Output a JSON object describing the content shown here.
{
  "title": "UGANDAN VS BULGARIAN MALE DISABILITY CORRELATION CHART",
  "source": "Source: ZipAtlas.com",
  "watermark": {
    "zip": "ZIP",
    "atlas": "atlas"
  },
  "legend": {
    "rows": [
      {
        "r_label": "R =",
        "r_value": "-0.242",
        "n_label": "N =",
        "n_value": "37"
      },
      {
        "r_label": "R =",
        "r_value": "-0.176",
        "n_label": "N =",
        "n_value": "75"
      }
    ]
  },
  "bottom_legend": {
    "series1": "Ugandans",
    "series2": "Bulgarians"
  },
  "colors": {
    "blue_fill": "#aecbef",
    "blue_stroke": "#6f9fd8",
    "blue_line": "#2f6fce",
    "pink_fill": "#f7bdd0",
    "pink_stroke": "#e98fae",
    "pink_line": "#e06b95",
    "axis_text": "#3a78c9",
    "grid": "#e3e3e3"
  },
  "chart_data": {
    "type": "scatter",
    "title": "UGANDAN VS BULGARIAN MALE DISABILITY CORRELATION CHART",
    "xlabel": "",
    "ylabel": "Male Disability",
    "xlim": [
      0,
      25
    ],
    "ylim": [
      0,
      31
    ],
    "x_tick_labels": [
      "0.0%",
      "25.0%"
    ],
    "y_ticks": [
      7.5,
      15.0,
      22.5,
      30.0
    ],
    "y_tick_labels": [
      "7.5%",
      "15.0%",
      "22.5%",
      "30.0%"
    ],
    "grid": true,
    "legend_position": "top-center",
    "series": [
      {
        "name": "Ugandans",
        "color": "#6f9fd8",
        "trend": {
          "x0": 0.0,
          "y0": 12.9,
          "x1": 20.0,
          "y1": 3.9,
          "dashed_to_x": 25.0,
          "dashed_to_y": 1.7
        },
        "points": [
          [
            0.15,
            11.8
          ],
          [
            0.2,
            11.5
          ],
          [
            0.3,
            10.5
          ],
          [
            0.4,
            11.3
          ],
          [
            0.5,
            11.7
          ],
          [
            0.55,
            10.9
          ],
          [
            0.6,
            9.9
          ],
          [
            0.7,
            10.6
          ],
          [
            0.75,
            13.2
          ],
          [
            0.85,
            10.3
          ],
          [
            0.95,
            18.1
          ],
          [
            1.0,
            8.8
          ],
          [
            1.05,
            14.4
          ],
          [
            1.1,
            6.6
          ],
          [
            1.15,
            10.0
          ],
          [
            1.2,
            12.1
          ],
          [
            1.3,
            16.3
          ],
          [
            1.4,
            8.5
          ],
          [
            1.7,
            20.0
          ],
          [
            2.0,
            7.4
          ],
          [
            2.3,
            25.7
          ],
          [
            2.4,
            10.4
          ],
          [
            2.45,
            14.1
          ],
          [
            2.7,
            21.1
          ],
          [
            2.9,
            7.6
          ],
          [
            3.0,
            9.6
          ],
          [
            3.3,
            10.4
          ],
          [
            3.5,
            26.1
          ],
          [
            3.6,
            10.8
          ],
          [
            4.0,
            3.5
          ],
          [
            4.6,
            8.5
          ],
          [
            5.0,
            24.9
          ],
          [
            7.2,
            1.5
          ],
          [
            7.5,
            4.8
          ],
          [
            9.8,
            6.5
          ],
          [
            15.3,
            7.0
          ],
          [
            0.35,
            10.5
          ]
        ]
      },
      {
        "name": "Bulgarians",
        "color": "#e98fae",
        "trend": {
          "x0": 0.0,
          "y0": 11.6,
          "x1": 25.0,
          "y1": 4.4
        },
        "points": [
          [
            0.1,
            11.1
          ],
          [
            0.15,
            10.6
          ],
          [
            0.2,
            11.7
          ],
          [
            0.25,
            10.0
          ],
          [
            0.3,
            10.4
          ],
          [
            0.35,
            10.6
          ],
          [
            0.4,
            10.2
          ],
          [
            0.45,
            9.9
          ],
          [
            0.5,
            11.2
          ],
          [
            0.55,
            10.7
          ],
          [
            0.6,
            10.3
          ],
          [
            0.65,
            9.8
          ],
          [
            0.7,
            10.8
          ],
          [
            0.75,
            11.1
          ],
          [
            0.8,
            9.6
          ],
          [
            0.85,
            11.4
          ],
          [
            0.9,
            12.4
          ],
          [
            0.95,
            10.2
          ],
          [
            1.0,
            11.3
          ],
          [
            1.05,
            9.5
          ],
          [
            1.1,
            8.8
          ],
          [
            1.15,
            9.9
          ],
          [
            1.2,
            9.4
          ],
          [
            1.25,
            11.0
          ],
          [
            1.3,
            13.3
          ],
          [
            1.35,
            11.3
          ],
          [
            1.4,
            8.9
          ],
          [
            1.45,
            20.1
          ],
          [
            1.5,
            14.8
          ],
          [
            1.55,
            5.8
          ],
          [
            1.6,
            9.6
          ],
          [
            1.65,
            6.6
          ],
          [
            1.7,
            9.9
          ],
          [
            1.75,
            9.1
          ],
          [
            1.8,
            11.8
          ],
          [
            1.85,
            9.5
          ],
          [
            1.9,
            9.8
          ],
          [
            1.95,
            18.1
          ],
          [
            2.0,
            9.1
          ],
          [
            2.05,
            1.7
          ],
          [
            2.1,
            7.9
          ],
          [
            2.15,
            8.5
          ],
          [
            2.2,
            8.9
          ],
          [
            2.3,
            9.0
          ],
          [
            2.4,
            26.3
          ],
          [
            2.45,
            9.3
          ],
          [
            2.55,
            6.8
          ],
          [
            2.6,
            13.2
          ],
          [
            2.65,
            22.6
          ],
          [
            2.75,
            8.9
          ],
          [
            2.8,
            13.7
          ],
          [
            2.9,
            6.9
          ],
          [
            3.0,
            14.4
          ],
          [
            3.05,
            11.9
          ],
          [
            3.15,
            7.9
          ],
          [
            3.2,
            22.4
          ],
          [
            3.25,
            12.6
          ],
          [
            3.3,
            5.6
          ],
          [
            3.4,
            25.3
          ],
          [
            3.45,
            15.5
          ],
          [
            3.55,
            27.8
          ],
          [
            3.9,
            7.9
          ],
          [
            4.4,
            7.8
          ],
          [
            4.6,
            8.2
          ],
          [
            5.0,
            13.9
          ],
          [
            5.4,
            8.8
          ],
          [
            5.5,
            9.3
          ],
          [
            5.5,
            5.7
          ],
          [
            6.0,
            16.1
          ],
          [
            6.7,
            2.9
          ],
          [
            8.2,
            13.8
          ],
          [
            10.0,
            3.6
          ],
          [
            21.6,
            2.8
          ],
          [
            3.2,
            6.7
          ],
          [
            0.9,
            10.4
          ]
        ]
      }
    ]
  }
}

--

### PROBLEM
Copy out the material above in its entirety. Every detail must match.

### OUTPUT BELOW
Output a JSON object describing the content shown here.
{
  "title": "UGANDAN VS BULGARIAN MALE DISABILITY CORRELATION CHART",
  "source": "Source: ZipAtlas.com",
  "watermark": {
    "zip": "ZIP",
    "atlas": "atlas"
  },
  "legend": {
    "rows": [
      {
        "r_label": "R =",
        "r_value": "-0.242",
        "n_label": "N =",
        "n_value": "37"
      },
      {
        "r_label": "R =",
        "r_value": "-0.176",
        "n_label": "N =",
        "n_value": "75"
      }
    ]
  },
  "bottom_legend": {
    "series1": "Ugandans",
    "series2": "Bulgarians"
  },
  "colors": {
    "blue_fill": "#aecbef",
    "blue_stroke": "#6f9fd8",
    "blue_line": "#2f6fce",
    "pink_fill": "#f7bdd0",
    "pink_stroke": "#e98fae",
    "pink_line": "#e06b95",
    "axis_text": "#3a78c9",
    "grid": "#e3e3e3"
  },
  "chart_data": {
    "type": "scatter",
    "title": "UGANDAN VS BULGARIAN MALE DISABILITY CORRELATION CHART",
    "xlabel": "",
    "ylabel": "Male Disability",
    "xlim": [
      0,
      25
    ],
    "ylim": [
      0,
      31
    ],
    "x_tick_labels": [
      "0.0%",
      "25.0%"
    ],
    "y_ticks": [
      7.5,
      15.0,
      22.5,
      30.0
    ],
    "y_tick_labels": [
      "7.5%",
      "15.0%",
      "22.5%",
      "30.0%"
    ],
    "grid": true,
    "legend_position": "top-center",
    "series": [
      {
        "name": "Ugandans",
        "color": "#6f9fd8",
        "trend": {
          "x0": 0.0,
          "y0": 12.9,
          "x1": 20.0,
          "y1": 3.9,
          "dashed_to_x": 25.0,
          "dashed_to_y": 1.7
        },
        "points": [
          [
            0.15,
            11.8
          ],
          [
            0.2,
            11.5
          ],
          [
            0.3,
            10.5
          ],
          [
            0.4,
            11.3
          ],
          [
            0.5,
            11.7
          ],
          [
            0.55,
            10.9
          ],
          [
            0.6,
            9.9
          ],
          [
            0.7,
            10.6
          ],
          [
            0.75,
            13.2
          ],
          [
            0.85,
            10.3
          ],
          [
            0.95,
            18.1
          ],
          [
            1.0,
            8.8
          ],
          [
            1.05,
            14.4
          ],
          [
            1.1,
            6.6
          ],
          [
            1.15,
            10.0
          ],
          [
            1.2,
            12.1
          ],
          [
            1.3,
            16.3
          ],
          [
            1.4,
            8.5
          ],
          [
            1.7,
            20.0
          ],
          [
            2.0,
            7.4
          ],
          [
            2.3,
            25.7
          ],
          [
            2.4,
            10.4
          ],
          [
            2.45,
            14.1
          ],
          [
            2.7,
            21.1
          ],
          [
            2.9,
            7.6
          ],
          [
            3.0,
            9.6
          ],
          [
            3.3,
            10.4
          ],
          [
            3.5,
            26.1
          ],
          [
            3.6,
            10.8
          ],
          [
            4.0,
            3.5
          ],
          [
            4.6,
            8.5
          ],
          [
            5.0,
            24.9
          ],
          [
            7.2,
            1.5
          ],
          [
            7.5,
            4.8
          ],
          [
            9.8,
            6.5
          ],
          [
            15.3,
            7.0
          ],
          [
            0.35,
            10.5
          ]
        ]
      },
      {
        "name": "Bulgarians",
        "color": "#e98fae",
        "trend": {
          "x0": 0.0,
          "y0": 11.6,
          "x1": 25.0,
          "y1": 4.4
        },
        "points": [
          [
            0.1,
            11.1
          ],
          [
            0.15,
            10.6
          ],
          [
            0.2,
            11.7
          ],
          [
            0.25,
            10.0
          ],
          [
            0.3,
            10.4
          ],
          [
            0.35,
            10.6
          ],
          [
            0.4,
            10.2
          ],
          [
            0.45,
            9.9
          ],
          [
            0.5,
            11.2
          ],
          [
            0.55,
            10.7
          ],
          [
            0.6,
            10.3
          ],
          [
            0.65,
            9.8
          ],
          [
            0.7,
            10.8
          ],
          [
            0.75,
            11.1
          ],
          [
            0.8,
            9.6
          ],
          [
            0.85,
            11.4
          ],
          [
            0.9,
            12.4
          ],
          [
            0.95,
            10.2
          ],
          [
            1.0,
            11.3
          ],
          [
            1.05,
            9.5
          ],
          [
            1.1,
            8.8
          ],
          [
            1.15,
            9.9
          ],
          [
            1.2,
            9.4
          ],
          [
            1.25,
            11.0
          ],
          [
            1.3,
            13.3
          ],
          [
            1.35,
            11.3
          ],
          [
            1.4,
            8.9
          ],
          [
            1.45,
            20.1
          ],
          [
            1.5,
            14.8
          ],
          [
            1.55,
            5.8
          ],
          [
            1.6,
            9.6
          ],
          [
            1.65,
            6.6
          ],
          [
            1.7,
            9.9
          ],
          [
            1.75,
            9.1
          ],
          [
            1.8,
            11.8
          ],
          [
            1.85,
            9.5
          ],
          [
            1.9,
            9.8
          ],
          [
            1.95,
            18.1
          ],
          [
            2.0,
            9.1
          ],
          [
            2.05,
            1.7
          ],
          [
            2.1,
            7.9
          ],
          [
            2.15,
            8.5
          ],
          [
            2.2,
            8.9
          ],
          [
            2.3,
            9.0
          ],
          [
            2.4,
            26.3
          ],
          [
            2.45,
            9.3
          ],
          [
            2.55,
            6.8
          ],
          [
            2.6,
            13.2
          ],
          [
            2.65,
            22.6
          ],
          [
            2.75,
            8.9
          ],
          [
            2.8,
            13.7
          ],
          [
            2.9,
            6.9
          ],
          [
            3.0,
            14.4
          ],
          [
            3.05,
            11.9
          ],
          [
            3.15,
            7.9
          ],
          [
            3.2,
            22.4
          ],
          [
            3.25,
            12.6
          ],
          [
            3.3,
            5.6
          ],
          [
            3.4,
            25.3
          ],
          [
            3.45,
            15.5
          ],
          [
            3.55,
            27.8
          ],
          [
            3.9,
            7.9
          ],
          [
            4.4,
            7.8
          ],
          [
            4.6,
            8.2
          ],
          [
            5.0,
            13.9
          ],
          [
            5.4,
            8.8
          ],
          [
            5.5,
            9.3
          ],
          [
            5.5,
            5.7
          ],
          [
            6.0,
            16.1
          ],
          [
            6.7,
            2.9
          ],
          [
            8.2,
            13.8
          ],
          [
            10.0,
            3.6
          ],
          [
            21.6,
            2.8
          ],
          [
            3.2,
            6.7
          ],
          [
            0.9,
            10.4
          ]
        ]
      }
    ]
  }
}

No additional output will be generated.